>>>
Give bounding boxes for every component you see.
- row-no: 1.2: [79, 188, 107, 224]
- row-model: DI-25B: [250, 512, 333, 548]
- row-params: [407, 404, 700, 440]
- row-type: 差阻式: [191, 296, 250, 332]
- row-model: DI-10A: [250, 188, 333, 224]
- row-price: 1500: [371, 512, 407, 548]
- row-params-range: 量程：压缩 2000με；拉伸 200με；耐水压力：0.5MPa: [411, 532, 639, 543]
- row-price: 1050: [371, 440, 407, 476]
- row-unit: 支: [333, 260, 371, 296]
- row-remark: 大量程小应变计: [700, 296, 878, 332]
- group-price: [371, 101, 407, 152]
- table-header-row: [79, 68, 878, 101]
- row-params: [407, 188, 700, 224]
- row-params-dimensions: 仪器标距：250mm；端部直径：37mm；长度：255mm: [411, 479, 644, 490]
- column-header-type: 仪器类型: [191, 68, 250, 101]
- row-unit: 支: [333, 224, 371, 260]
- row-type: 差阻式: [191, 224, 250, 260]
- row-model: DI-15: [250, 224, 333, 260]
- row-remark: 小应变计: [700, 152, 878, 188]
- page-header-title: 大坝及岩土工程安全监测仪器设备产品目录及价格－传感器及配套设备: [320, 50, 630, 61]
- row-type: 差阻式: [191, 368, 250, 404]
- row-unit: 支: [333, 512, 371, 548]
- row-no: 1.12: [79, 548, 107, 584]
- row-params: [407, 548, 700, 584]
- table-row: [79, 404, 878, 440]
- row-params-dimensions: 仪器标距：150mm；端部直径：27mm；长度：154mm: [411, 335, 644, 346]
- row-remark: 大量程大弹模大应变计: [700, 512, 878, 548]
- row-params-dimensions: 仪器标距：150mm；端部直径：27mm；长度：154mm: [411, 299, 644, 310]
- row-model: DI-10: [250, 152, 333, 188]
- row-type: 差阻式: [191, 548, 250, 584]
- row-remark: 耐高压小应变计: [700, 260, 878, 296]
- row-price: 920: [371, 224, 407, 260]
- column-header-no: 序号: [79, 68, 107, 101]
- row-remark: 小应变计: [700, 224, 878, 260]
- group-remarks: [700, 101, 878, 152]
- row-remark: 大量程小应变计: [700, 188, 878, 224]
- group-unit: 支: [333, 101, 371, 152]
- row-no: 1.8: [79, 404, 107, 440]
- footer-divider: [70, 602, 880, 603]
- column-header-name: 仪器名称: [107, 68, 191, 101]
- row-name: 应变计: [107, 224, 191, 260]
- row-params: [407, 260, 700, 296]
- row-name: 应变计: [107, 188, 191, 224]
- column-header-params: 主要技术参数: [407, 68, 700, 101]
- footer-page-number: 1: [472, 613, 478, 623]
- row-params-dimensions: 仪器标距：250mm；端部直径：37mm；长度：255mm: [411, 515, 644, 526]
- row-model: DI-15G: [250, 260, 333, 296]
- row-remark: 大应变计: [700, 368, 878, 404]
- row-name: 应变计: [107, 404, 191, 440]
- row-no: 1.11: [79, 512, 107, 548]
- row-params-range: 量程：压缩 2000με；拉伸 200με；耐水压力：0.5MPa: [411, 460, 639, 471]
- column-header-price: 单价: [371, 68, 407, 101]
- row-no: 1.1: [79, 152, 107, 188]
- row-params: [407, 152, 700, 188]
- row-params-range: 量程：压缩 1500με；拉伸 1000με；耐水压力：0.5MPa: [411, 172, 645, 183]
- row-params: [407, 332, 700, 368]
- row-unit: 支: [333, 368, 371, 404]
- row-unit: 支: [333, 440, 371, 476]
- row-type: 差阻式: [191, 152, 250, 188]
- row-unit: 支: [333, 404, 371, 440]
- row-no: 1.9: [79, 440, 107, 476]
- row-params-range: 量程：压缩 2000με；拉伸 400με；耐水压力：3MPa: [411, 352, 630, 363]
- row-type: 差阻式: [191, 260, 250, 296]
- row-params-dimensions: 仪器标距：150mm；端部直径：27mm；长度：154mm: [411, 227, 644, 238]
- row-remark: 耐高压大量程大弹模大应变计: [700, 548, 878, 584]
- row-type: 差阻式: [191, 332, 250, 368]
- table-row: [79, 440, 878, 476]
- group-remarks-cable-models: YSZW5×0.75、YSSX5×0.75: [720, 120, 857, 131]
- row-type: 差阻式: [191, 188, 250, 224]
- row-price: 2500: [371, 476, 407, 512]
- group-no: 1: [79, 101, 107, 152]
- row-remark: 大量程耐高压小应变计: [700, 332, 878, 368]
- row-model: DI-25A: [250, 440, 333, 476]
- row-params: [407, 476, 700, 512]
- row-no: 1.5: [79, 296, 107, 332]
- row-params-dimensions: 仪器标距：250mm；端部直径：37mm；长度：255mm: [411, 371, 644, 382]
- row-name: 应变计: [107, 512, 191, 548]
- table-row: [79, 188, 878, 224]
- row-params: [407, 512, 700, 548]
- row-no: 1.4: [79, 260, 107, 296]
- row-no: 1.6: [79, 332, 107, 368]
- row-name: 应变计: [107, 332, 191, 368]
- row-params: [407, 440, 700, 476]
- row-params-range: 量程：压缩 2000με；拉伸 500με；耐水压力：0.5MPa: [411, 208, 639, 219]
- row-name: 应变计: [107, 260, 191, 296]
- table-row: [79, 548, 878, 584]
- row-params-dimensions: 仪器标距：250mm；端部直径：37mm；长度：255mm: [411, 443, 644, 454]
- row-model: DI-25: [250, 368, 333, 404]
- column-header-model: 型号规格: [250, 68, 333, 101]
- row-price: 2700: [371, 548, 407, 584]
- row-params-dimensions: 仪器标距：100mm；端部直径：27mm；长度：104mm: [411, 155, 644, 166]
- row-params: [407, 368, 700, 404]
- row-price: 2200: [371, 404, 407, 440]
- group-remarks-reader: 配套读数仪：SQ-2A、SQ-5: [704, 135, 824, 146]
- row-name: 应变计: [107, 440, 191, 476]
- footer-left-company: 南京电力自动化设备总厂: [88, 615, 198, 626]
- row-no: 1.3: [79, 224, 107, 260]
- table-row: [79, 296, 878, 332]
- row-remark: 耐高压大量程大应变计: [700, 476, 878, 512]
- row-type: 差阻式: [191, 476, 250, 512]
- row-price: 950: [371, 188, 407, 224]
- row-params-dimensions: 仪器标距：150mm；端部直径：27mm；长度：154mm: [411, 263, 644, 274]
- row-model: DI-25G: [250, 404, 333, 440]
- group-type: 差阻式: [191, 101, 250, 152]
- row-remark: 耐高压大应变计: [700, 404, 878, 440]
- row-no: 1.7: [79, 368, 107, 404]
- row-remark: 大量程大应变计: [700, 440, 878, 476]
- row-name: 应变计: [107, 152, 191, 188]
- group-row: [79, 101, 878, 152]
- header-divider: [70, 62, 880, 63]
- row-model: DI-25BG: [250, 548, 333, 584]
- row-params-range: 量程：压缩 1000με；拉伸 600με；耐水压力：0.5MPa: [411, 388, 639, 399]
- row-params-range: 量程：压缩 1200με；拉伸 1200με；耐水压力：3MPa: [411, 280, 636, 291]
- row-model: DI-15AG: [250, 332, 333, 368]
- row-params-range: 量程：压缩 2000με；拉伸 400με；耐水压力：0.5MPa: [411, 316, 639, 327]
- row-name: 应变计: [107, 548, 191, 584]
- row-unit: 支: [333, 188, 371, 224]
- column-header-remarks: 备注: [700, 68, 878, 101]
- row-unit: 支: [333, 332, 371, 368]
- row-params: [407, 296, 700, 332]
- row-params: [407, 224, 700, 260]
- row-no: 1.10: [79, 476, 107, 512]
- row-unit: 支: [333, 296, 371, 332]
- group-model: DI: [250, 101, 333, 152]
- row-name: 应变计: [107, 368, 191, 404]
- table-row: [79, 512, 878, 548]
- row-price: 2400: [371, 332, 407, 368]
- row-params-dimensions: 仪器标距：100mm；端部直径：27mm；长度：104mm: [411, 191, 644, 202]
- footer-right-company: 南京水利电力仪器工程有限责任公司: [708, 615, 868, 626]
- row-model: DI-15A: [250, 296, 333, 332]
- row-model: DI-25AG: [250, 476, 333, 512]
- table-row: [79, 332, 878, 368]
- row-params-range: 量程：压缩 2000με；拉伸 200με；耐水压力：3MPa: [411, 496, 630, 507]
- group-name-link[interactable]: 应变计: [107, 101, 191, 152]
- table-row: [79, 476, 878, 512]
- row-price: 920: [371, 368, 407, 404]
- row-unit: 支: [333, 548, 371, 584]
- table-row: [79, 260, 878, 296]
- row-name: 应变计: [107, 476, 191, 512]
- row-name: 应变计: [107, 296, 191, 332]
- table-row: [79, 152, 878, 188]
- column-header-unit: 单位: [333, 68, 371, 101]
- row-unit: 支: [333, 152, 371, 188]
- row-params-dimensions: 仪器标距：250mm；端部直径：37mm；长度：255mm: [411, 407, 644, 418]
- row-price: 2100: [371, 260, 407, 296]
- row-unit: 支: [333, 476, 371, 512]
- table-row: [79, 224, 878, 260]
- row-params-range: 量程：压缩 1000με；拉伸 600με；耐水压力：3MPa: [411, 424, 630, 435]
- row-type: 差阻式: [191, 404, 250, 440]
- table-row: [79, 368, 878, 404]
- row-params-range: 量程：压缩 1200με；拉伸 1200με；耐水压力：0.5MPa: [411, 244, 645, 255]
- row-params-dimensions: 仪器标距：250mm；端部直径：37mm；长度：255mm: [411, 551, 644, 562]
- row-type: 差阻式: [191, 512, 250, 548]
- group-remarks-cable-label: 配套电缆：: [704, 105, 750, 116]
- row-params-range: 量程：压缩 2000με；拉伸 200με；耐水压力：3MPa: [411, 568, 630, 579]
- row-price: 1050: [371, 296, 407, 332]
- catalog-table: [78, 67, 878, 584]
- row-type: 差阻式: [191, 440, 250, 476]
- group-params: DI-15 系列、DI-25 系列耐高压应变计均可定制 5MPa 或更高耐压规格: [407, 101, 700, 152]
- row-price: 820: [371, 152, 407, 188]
<<<
EXERCISE BRIEF: Please recast everything from the start of the entries down to and including the line that contains "- row-remark: 大量程小应变计: [700, 296, 878, 332]" as a Markdown table with the columns Row and Text, giving each line a row number and leaving out blank lines.

ANSWER IN FULL:
| Row | Text |
|---|---|
| 1 | Give bounding boxes for every component you see. |
| 2 | - row-no: 1.2: [79, 188, 107, 224] |
| 3 | - row-model: DI-25B: [250, 512, 333, 548] |
| 4 | - row-params: [407, 404, 700, 440] |
| 5 | - row-type: 差阻式: [191, 296, 250, 332] |
| 6 | - row-model: DI-10A: [250, 188, 333, 224] |
| 7 | - row-price: 1500: [371, 512, 407, 548] |
| 8 | - row-params-range: 量程：压缩 2000με；拉伸 200με；耐水压力：0.5MPa: [411, 532, 639, 543] |
| 9 | - row-price: 1050: [371, 440, 407, 476] |
| 10 | - row-unit: 支: [333, 260, 371, 296] |
| 11 | - row-remark: 大量程小应变计: [700, 296, 878, 332] |